WHAT IS REQUIRED:
From the line containing "Transcribe this chart's" through the last line of the entries below, repeat each line word for word and leave out the rest.
* start RECORDS TO PROCESS *
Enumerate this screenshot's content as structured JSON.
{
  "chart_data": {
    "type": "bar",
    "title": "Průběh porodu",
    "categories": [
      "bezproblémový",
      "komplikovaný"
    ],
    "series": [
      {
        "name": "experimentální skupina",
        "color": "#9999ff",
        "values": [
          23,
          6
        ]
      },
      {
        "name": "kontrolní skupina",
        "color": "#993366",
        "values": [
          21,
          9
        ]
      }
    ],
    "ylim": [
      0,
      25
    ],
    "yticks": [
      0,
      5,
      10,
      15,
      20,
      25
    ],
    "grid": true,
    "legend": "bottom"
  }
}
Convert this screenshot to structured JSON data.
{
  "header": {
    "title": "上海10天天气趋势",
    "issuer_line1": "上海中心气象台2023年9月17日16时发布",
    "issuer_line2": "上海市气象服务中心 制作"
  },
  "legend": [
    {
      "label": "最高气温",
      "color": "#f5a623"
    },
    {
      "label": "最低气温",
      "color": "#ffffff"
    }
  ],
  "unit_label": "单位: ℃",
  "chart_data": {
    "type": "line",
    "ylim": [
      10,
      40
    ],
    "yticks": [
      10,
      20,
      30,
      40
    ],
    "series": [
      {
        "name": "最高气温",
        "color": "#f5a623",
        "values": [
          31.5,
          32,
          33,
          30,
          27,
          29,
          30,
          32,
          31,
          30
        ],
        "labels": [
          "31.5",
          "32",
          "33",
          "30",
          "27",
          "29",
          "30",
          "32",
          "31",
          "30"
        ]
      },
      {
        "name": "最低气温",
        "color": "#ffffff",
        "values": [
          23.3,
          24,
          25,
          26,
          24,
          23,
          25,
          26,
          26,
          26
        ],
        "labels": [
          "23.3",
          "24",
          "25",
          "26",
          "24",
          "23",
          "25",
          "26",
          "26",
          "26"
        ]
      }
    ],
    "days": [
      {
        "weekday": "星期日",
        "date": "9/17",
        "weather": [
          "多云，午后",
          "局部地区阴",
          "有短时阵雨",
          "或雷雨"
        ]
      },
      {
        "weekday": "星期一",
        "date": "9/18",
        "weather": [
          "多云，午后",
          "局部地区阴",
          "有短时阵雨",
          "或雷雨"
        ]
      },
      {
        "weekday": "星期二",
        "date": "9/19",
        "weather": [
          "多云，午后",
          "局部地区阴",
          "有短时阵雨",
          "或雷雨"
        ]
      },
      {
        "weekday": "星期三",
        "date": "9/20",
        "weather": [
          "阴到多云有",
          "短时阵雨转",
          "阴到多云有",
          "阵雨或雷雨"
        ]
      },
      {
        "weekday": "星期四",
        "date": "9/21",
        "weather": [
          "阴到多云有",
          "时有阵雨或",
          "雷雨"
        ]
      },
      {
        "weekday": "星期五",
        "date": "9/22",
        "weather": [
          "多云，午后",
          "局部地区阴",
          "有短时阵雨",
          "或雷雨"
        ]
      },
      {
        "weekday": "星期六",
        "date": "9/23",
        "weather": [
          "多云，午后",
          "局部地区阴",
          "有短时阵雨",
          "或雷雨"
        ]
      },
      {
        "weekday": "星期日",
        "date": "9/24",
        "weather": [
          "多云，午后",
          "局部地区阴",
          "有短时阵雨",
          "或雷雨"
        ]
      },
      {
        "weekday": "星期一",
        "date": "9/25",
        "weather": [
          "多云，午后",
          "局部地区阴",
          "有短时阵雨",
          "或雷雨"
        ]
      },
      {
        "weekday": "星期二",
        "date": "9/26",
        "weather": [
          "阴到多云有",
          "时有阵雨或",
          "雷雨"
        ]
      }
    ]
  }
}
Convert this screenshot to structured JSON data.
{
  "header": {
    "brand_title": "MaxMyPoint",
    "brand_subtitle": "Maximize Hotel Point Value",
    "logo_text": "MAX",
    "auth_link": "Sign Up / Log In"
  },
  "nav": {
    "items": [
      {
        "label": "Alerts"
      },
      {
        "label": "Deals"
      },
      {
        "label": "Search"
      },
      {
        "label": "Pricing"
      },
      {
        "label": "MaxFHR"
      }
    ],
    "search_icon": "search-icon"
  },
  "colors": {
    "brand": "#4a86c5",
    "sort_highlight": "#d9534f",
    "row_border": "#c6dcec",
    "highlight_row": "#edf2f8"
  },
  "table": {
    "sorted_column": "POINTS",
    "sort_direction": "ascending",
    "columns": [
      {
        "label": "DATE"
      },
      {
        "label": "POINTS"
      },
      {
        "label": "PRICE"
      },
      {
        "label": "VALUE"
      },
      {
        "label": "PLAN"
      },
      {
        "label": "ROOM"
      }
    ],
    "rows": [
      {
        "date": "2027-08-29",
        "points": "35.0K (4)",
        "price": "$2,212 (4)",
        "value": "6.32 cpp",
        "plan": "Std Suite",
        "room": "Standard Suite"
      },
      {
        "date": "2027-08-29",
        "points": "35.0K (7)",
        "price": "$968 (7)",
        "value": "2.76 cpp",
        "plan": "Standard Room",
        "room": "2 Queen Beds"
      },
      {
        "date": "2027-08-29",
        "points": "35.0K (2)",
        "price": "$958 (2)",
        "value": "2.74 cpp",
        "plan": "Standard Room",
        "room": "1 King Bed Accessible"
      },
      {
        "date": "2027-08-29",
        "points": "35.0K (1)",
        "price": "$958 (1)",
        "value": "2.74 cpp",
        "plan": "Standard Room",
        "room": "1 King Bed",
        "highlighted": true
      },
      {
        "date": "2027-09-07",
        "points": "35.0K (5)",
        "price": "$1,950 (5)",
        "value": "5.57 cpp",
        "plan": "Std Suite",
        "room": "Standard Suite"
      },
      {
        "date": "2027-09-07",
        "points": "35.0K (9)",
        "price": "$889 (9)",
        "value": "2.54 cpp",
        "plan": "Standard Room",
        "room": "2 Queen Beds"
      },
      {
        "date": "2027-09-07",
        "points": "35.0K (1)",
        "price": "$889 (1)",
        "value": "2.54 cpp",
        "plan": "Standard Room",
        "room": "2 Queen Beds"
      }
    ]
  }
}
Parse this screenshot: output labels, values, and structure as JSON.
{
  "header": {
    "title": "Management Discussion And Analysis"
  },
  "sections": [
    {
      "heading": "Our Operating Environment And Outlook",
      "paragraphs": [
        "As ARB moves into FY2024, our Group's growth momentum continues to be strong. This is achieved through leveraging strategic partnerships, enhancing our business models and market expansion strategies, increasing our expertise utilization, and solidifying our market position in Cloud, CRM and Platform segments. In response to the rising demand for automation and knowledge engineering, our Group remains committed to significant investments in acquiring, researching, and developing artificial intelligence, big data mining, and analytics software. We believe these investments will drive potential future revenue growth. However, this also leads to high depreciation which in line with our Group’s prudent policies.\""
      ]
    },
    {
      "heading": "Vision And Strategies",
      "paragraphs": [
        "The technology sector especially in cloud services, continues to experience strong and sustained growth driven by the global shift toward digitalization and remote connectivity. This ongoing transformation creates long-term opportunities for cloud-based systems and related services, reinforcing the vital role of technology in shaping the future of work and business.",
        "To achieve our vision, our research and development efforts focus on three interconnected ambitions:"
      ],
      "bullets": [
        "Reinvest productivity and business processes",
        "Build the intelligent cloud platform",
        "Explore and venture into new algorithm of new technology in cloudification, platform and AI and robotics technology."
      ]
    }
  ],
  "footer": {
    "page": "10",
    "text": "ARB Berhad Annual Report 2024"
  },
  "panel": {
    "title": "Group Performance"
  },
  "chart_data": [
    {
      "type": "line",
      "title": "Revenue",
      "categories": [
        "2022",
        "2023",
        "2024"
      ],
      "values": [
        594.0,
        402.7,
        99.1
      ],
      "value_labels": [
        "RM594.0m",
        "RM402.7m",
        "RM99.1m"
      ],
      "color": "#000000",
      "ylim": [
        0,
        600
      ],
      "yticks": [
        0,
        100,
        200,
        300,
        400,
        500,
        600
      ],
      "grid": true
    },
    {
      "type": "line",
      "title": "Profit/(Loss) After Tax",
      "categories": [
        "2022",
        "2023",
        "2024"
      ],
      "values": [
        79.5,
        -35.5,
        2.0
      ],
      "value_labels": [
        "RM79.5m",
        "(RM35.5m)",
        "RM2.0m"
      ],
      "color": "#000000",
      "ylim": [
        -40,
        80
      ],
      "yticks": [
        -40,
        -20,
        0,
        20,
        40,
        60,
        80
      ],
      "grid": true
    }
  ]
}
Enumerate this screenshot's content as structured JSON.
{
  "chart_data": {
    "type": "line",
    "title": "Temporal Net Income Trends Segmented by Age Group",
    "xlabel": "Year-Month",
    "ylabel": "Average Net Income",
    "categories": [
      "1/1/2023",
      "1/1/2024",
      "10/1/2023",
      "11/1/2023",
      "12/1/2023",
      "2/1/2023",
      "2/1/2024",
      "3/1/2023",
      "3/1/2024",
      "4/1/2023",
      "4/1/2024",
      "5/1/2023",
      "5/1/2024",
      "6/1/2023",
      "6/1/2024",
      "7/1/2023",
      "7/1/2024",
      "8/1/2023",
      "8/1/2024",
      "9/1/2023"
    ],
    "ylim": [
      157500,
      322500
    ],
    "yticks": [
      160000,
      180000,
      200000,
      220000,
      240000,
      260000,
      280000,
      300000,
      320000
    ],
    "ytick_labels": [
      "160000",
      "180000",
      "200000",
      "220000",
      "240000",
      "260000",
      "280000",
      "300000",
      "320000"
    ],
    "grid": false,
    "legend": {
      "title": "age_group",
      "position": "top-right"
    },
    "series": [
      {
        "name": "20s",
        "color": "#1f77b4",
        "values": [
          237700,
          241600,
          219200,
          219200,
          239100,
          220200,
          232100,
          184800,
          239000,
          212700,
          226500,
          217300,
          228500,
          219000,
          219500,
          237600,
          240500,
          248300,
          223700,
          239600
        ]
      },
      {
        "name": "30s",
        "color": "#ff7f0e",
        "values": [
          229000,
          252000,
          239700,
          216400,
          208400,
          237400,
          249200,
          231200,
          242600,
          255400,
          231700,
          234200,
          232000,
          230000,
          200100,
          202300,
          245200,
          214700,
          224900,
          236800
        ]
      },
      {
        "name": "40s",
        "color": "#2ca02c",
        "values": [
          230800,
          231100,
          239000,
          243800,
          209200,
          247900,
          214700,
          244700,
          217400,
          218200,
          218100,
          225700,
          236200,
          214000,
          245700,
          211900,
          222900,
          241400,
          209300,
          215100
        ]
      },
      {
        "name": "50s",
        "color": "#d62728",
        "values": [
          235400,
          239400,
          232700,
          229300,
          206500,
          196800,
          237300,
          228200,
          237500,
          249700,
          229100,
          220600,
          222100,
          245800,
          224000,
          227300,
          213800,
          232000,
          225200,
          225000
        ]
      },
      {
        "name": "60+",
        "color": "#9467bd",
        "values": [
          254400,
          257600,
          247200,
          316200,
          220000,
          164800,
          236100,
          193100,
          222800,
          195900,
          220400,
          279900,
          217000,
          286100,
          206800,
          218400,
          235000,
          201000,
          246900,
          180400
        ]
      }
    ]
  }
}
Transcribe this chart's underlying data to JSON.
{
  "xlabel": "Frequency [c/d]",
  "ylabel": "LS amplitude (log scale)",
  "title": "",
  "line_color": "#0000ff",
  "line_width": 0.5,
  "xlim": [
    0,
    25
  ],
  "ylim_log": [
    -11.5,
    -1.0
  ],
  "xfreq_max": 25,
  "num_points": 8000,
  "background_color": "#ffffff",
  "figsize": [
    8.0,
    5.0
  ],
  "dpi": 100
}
* end RECORDS TO PROCESS *
FINISHED EXERCISE:
Transcribe this chart's underlying data to JSON.
{
  "xlabel": "Frequency [c/d]",
  "ylabel": "LS amplitude (log scale)",
  "title": "",
  "line_color": "#0000ff",
  "line_width": 0.5,
  "xlim": [
    0,
    25
  ],
  "ylim_log": [
    -11.5,
    -1.0
  ],
  "xfreq_max": 25,
  "num_points": 8000,
  "background_color": "#ffffff",
  "figsize": [
    8.0,
    5.0
  ],
  "dpi": 100
}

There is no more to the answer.